▸ **WHAT NEEDS TO BE DONE**
Below are some records. Copy every line in them that holds "Administrator".

▸ **MATERIAL FOR THE TASK**
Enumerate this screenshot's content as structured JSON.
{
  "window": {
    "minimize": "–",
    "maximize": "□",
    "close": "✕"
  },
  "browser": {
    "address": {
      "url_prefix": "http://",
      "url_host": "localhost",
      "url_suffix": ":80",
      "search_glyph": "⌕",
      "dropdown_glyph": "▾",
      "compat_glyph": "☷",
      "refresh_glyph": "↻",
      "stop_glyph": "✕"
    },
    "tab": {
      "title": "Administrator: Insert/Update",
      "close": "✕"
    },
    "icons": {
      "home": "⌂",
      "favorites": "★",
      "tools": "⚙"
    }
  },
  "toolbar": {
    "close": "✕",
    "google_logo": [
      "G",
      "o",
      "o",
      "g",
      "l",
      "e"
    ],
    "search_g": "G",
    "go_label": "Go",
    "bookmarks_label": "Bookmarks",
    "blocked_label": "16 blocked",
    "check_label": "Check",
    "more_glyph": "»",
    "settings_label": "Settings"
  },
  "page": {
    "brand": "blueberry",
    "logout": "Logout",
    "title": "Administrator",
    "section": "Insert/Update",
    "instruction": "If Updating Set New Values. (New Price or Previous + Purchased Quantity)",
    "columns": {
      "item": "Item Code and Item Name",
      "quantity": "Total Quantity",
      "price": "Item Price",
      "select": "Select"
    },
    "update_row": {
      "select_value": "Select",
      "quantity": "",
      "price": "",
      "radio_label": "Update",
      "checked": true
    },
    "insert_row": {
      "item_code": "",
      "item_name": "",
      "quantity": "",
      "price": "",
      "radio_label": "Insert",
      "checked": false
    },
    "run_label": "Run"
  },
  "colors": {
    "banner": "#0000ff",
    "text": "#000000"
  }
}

==

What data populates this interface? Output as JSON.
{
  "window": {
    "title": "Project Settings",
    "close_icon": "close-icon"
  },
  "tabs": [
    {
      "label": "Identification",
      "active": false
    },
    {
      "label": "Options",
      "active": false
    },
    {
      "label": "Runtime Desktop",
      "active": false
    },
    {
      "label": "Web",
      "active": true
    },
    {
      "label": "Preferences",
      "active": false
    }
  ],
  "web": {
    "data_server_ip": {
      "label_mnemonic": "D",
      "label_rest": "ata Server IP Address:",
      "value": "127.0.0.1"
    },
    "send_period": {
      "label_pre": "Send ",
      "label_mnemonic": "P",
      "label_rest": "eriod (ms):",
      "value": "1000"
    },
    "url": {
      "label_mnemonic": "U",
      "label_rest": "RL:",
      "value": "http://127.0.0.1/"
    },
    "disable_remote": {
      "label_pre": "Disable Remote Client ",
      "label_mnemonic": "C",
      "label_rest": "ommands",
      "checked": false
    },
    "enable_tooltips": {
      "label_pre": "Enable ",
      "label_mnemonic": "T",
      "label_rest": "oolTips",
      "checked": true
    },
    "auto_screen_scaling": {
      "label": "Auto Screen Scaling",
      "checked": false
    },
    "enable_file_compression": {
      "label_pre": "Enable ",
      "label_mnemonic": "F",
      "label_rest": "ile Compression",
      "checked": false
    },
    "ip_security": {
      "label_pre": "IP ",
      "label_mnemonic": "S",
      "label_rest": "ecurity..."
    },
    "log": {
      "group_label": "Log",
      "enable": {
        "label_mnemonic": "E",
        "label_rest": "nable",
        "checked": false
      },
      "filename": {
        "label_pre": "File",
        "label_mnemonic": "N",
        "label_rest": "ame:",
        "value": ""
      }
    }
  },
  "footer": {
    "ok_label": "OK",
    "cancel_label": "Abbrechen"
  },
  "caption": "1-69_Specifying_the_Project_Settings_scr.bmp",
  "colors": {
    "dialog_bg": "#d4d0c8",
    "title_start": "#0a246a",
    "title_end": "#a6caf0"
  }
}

▸ **REPLY TO THE TASK**
      "title": "Administrator: Insert/Update",
    "title": "Administrator",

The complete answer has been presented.